Brief
Look for the string "during" in every line, and copy each line that has it.

━━━━━━

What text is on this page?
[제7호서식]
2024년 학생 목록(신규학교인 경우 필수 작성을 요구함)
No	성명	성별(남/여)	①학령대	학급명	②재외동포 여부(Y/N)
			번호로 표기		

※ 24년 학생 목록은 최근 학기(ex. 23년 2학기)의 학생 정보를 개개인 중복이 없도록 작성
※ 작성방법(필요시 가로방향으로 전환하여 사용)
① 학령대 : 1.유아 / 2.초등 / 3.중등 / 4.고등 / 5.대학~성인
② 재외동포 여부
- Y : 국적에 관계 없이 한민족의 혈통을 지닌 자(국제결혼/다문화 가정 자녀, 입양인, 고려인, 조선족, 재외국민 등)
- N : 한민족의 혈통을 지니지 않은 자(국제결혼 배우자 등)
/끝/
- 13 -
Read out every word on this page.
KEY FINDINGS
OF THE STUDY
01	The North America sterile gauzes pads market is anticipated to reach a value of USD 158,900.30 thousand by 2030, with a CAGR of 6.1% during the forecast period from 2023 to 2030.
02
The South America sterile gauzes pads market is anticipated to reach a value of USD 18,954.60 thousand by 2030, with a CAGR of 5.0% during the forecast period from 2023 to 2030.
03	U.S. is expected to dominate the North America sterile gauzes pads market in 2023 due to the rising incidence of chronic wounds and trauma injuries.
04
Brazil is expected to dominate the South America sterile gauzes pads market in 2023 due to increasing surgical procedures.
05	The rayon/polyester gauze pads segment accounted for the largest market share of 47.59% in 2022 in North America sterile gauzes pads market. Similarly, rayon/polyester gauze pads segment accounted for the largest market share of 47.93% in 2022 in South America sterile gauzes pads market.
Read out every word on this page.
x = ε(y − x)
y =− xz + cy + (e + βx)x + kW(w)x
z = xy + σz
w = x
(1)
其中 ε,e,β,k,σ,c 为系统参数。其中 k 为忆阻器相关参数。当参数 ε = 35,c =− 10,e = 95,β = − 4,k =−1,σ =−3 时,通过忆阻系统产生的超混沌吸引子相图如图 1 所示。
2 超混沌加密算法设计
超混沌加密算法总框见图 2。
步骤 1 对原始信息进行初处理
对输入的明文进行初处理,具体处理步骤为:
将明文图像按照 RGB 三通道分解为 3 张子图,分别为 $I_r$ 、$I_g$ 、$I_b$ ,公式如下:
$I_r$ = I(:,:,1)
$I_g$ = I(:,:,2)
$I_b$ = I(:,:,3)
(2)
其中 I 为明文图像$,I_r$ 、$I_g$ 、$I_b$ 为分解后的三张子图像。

━━━━━━

Response to this exercise
01	The North America sterile gauzes pads market is anticipated to reach a value of USD 158,900.30 thousand by 2030, with a CAGR of 6.1% during the forecast period from 2023 to 2030.
The South America sterile gauzes pads market is anticipated to reach a value of USD 18,954.60 thousand by 2030, with a CAGR of 5.0% during the forecast period from 2023 to 2030.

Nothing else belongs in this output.